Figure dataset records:
* start *
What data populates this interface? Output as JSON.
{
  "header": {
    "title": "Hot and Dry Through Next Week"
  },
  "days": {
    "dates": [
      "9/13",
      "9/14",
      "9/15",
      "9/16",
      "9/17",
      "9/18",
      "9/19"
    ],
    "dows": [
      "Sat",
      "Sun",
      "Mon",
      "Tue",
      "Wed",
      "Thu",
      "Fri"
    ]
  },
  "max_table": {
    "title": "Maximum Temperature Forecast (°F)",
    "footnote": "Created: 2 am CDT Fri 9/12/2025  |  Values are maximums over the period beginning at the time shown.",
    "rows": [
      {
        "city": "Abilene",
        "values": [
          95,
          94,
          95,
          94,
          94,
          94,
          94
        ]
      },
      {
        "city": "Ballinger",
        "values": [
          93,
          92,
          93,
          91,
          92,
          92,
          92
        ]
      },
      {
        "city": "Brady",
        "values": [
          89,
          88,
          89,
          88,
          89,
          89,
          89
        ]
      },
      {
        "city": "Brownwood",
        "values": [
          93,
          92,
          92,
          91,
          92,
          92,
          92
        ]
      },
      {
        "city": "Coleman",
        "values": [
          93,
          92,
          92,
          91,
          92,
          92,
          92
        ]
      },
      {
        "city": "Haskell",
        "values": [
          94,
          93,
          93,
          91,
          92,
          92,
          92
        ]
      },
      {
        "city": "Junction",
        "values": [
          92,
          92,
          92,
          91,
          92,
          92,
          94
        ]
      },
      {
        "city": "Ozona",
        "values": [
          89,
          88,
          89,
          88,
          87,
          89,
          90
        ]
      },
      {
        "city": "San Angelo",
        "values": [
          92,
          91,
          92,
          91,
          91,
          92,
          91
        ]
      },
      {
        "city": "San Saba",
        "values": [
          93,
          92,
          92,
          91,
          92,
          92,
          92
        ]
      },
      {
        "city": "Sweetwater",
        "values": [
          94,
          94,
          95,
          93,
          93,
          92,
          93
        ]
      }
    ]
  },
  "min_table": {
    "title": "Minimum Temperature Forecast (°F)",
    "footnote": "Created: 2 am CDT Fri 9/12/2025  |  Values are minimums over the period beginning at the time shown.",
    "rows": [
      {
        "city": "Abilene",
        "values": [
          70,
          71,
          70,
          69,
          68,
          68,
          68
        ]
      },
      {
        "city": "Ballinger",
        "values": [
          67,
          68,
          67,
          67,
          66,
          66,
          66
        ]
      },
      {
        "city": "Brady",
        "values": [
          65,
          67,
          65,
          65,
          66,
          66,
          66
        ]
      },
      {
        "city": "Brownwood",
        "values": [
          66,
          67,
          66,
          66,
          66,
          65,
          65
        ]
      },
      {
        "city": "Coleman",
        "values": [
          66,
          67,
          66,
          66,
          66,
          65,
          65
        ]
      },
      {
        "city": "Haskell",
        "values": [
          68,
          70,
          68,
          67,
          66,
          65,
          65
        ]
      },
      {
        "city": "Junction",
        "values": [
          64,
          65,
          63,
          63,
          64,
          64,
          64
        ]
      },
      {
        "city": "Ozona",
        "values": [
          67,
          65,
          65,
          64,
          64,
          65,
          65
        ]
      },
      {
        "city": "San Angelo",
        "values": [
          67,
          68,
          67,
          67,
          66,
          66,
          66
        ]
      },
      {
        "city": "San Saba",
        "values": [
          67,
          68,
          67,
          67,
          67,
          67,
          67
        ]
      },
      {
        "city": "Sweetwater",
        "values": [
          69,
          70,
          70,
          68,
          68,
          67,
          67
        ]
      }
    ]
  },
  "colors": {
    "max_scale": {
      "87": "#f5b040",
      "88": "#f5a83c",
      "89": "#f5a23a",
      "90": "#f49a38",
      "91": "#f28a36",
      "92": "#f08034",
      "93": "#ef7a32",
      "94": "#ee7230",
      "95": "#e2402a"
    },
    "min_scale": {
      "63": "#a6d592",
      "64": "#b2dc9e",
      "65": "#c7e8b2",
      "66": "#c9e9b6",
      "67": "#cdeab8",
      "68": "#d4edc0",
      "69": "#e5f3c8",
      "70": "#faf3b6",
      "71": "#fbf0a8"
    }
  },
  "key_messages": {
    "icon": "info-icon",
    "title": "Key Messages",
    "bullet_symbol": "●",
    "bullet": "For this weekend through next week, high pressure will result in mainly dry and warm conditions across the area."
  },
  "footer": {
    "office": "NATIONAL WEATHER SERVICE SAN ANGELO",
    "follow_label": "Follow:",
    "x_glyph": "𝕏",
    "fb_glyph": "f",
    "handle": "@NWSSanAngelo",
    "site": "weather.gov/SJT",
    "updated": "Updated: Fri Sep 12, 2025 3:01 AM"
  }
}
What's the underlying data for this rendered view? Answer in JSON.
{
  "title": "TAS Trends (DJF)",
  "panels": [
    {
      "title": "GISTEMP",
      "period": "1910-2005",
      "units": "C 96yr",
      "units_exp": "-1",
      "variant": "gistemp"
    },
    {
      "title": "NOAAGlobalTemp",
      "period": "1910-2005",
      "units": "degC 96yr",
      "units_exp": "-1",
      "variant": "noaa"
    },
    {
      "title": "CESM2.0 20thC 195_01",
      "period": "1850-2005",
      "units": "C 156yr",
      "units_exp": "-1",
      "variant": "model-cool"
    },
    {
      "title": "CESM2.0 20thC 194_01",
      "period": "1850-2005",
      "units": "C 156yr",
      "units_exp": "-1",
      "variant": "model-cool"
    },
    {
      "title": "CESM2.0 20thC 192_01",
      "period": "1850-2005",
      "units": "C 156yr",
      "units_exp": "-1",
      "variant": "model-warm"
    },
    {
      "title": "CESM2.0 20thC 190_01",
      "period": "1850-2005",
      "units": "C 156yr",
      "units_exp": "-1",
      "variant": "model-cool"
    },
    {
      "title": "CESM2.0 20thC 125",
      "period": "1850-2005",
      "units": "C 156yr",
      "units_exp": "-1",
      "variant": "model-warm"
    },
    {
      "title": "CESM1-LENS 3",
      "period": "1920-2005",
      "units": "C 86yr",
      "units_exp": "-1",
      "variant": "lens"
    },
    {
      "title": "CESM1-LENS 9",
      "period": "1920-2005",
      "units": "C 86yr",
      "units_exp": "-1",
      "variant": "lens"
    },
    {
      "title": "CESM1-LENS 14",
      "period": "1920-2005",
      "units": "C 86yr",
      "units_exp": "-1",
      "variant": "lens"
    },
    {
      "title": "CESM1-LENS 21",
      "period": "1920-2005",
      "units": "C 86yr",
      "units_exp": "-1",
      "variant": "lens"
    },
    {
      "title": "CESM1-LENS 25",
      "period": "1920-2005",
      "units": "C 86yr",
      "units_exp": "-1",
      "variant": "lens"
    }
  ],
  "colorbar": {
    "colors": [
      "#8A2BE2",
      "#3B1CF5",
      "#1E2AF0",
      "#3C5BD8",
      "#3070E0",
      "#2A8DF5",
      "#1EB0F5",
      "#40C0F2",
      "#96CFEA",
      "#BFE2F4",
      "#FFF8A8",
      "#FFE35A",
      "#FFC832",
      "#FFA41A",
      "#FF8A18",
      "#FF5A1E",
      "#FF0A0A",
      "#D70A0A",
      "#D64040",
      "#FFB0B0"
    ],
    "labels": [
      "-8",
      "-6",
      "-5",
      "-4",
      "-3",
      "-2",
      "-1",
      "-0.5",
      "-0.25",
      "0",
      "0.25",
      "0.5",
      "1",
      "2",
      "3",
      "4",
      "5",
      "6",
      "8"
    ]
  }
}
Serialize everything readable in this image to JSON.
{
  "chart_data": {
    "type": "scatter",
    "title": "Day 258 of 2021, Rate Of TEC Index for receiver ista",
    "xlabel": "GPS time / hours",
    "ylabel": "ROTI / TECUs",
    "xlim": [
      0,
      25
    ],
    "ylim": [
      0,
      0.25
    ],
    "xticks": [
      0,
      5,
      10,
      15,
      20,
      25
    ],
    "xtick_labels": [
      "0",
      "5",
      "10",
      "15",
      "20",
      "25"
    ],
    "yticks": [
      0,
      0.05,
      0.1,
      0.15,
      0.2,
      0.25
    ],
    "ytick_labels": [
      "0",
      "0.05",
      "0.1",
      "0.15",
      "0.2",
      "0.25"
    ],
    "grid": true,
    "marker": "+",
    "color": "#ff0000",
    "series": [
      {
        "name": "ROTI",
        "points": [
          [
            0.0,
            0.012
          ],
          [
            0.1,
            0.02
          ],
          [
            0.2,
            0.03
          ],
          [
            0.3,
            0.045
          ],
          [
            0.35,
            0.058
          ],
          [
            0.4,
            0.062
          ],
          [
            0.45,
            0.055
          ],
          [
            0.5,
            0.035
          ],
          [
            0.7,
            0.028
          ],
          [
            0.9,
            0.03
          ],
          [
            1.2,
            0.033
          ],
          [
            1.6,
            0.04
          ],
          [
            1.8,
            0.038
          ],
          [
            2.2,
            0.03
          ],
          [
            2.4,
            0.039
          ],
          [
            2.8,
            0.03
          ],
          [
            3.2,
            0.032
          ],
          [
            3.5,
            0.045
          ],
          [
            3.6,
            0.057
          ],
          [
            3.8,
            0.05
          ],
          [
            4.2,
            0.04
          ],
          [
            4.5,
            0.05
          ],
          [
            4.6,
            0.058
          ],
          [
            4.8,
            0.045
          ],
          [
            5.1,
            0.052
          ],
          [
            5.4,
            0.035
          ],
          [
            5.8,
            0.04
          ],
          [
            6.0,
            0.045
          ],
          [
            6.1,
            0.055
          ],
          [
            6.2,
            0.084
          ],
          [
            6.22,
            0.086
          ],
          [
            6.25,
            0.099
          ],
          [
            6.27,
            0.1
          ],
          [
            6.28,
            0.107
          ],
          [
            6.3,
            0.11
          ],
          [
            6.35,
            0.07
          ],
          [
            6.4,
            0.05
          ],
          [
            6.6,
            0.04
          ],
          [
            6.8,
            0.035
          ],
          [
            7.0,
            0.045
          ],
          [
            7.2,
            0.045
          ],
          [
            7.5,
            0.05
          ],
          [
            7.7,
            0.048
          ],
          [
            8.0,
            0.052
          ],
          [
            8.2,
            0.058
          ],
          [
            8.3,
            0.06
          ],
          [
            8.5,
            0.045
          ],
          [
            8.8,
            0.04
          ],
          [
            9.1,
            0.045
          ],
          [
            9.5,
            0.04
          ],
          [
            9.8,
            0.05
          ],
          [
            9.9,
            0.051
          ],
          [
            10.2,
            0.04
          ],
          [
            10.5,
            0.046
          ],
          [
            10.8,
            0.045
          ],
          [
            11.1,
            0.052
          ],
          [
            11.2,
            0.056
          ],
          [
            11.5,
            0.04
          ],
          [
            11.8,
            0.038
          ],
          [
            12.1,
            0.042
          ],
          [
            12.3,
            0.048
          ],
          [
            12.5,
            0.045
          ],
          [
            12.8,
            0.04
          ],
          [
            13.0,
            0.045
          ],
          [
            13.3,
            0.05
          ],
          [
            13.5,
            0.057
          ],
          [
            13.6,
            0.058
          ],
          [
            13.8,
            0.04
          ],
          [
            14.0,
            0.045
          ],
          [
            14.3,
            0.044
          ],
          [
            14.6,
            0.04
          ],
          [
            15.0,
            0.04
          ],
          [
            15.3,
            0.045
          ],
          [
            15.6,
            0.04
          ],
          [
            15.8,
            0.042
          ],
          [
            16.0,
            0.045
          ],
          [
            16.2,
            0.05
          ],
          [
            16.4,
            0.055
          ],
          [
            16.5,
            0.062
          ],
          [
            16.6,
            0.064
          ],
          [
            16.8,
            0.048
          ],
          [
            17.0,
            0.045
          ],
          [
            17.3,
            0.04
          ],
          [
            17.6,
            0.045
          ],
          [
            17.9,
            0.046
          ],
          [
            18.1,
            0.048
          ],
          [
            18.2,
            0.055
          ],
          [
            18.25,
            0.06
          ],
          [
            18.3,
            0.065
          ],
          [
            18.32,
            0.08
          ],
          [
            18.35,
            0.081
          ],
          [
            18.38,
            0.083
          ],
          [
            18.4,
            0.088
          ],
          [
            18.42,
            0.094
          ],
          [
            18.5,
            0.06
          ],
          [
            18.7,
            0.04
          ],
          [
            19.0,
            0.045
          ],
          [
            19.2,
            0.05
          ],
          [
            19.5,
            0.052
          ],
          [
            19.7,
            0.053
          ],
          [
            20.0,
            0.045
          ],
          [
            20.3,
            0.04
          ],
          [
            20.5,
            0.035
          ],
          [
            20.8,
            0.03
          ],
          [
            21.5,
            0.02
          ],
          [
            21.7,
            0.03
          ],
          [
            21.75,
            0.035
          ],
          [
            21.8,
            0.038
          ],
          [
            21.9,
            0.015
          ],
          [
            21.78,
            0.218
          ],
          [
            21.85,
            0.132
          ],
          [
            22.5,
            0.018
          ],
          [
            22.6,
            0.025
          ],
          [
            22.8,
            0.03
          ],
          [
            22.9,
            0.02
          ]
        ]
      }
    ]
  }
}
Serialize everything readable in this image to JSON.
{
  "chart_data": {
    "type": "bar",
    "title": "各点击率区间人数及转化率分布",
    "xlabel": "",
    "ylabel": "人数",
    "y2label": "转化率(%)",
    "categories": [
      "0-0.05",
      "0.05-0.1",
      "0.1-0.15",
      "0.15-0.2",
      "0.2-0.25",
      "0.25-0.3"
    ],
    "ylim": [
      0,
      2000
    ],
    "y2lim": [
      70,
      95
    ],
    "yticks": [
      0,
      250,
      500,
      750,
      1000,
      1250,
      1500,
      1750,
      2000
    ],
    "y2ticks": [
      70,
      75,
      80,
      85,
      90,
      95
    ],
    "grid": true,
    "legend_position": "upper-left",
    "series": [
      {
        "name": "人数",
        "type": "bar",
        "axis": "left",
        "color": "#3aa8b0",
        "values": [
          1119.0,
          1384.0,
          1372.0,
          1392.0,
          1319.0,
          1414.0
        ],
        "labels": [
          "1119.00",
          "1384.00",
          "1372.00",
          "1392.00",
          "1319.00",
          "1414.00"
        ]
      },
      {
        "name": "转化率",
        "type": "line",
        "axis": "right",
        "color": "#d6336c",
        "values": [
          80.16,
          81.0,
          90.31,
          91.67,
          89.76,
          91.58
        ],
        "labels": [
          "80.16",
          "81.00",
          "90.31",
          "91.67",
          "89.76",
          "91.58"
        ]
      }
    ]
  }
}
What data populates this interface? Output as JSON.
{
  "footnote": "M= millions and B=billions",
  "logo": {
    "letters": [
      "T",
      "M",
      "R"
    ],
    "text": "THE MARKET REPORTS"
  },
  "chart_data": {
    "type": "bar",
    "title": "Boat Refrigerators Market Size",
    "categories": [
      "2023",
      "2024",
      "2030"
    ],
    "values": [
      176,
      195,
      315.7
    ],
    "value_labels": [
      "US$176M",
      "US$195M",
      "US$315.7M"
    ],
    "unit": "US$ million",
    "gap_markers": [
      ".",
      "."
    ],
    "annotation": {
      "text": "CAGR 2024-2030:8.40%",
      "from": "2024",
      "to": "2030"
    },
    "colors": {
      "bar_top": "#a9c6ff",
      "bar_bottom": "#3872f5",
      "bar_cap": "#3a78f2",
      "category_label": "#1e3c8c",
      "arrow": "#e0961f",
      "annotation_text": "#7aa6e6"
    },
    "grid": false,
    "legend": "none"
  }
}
* end *
▸ SET PROBLEM
Filter lines by "beginning" and return each hit.

▸ WRITTEN ANSWER
    "footnote": "Created: 2 am CDT Fri 9/12/2025  |  Values are maximums over the period beginning at the time shown.",
    "footnote": "Created: 2 am CDT Fri 9/12/2025  |  Values are minimums over the period beginning at the time shown.",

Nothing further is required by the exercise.